## Requirement
An exact copy of every record is needed.

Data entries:
^^^^^^^^

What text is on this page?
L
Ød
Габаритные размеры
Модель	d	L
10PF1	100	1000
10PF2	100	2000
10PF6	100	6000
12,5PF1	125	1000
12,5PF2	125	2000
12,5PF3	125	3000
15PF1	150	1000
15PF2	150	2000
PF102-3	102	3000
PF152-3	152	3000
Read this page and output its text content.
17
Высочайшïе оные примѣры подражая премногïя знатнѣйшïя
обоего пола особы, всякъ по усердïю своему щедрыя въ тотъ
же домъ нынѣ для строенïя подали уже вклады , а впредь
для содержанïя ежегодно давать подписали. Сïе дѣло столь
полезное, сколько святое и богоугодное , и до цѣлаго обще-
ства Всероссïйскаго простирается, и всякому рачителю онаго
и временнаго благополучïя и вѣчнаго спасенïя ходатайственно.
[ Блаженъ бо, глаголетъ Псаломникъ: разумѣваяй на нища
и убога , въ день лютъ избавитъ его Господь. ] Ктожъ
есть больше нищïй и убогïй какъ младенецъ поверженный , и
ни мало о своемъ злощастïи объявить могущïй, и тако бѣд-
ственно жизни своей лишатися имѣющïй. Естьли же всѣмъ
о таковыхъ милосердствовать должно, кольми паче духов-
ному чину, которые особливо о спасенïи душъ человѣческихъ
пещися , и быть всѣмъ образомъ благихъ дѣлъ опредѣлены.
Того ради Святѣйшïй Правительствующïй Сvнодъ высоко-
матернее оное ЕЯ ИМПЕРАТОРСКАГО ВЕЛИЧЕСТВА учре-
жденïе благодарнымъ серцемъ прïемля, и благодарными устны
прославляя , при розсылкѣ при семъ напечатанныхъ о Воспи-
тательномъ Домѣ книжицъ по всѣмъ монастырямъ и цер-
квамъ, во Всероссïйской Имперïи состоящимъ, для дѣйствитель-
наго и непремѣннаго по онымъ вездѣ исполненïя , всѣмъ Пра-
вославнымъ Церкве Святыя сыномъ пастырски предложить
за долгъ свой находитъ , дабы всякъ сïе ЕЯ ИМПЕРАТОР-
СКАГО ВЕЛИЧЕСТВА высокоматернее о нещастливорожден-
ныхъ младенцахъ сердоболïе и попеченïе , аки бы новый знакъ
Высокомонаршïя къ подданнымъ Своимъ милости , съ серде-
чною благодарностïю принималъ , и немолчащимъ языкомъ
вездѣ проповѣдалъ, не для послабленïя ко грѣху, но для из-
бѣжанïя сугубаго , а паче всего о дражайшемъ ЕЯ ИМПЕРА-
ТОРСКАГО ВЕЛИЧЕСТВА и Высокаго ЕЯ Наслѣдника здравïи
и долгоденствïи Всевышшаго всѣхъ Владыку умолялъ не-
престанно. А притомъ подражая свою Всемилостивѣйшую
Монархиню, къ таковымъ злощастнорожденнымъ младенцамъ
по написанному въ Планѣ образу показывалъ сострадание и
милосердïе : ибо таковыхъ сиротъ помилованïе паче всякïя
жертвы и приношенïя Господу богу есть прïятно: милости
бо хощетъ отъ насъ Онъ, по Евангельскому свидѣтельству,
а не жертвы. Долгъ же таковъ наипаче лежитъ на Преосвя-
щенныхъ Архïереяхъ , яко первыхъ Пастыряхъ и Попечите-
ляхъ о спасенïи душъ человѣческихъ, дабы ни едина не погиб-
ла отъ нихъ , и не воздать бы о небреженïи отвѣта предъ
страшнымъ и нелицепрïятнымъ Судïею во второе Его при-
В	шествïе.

^^^^^^^^

## Solved exercise
What text is on this page?
L
Ød
Габаритные размеры
Модель	d	L
10PF1	100	1000
10PF2	100	2000
10PF6	100	6000
12,5PF1	125	1000
12,5PF2	125	2000
12,5PF3	125	3000
15PF1	150	1000
15PF2	150	2000
PF102-3	102	3000
PF152-3	152	3000
Read this page and output its text content.
17
Высочайшïе оные примѣры подражая премногïя знатнѣйшïя
обоего пола особы, всякъ по усердïю своему щедрыя въ тотъ
же домъ нынѣ для строенïя подали уже вклады , а впредь
для содержанïя ежегодно давать подписали. Сïе дѣло столь
полезное, сколько святое и богоугодное , и до цѣлаго обще-
ства Всероссïйскаго простирается, и всякому рачителю онаго
и временнаго благополучïя и вѣчнаго спасенïя ходатайственно.
[ Блаженъ бо, глаголетъ Псаломникъ: разумѣваяй на нища
и убога , въ день лютъ избавитъ его Господь. ] Ктожъ
есть больше нищïй и убогïй какъ младенецъ поверженный , и
ни мало о своемъ злощастïи объявить могущïй, и тако бѣд-
ственно жизни своей лишатися имѣющïй. Естьли же всѣмъ
о таковыхъ милосердствовать должно, кольми паче духов-
ному чину, которые особливо о спасенïи душъ человѣческихъ
пещися , и быть всѣмъ образомъ благихъ дѣлъ опредѣлены.
Того ради Святѣйшïй Правительствующïй Сvнодъ высоко-
матернее оное ЕЯ ИМПЕРАТОРСКАГО ВЕЛИЧЕСТВА учре-
жденïе благодарнымъ серцемъ прïемля, и благодарными устны
прославляя , при розсылкѣ при семъ напечатанныхъ о Воспи-
тательномъ Домѣ книжицъ по всѣмъ монастырямъ и цер-
квамъ, во Всероссïйской Имперïи состоящимъ, для дѣйствитель-
наго и непремѣннаго по онымъ вездѣ исполненïя , всѣмъ Пра-
вославнымъ Церкве Святыя сыномъ пастырски предложить
за долгъ свой находитъ , дабы всякъ сïе ЕЯ ИМПЕРАТОР-
СКАГО ВЕЛИЧЕСТВА высокоматернее о нещастливорожден-
ныхъ младенцахъ сердоболïе и попеченïе , аки бы новый знакъ
Высокомонаршïя къ подданнымъ Своимъ милости , съ серде-
чною благодарностïю принималъ , и немолчащимъ языкомъ
вездѣ проповѣдалъ, не для послабленïя ко грѣху, но для из-
бѣжанïя сугубаго , а паче всего о дражайшемъ ЕЯ ИМПЕРА-
ТОРСКАГО ВЕЛИЧЕСТВА и Высокаго ЕЯ Наслѣдника здравïи
и долгоденствïи Всевышшаго всѣхъ Владыку умолялъ не-
престанно. А притомъ подражая свою Всемилостивѣйшую
Монархиню, къ таковымъ злощастнорожденнымъ младенцамъ
по написанному въ Планѣ образу показывалъ сострадание и
милосердïе : ибо таковыхъ сиротъ помилованïе паче всякïя
жертвы и приношенïя Господу богу есть прïятно: милости
бо хощетъ отъ насъ Онъ, по Евангельскому свидѣтельству,
а не жертвы. Долгъ же таковъ наипаче лежитъ на Преосвя-
щенныхъ Архïереяхъ , яко первыхъ Пастыряхъ и Попечите-
ляхъ о спасенïи душъ человѣческихъ, дабы ни едина не погиб-
ла отъ нихъ , и не воздать бы о небреженïи отвѣта предъ
страшнымъ и нелицепрïятнымъ Судïею во второе Его при-
В	шествïе.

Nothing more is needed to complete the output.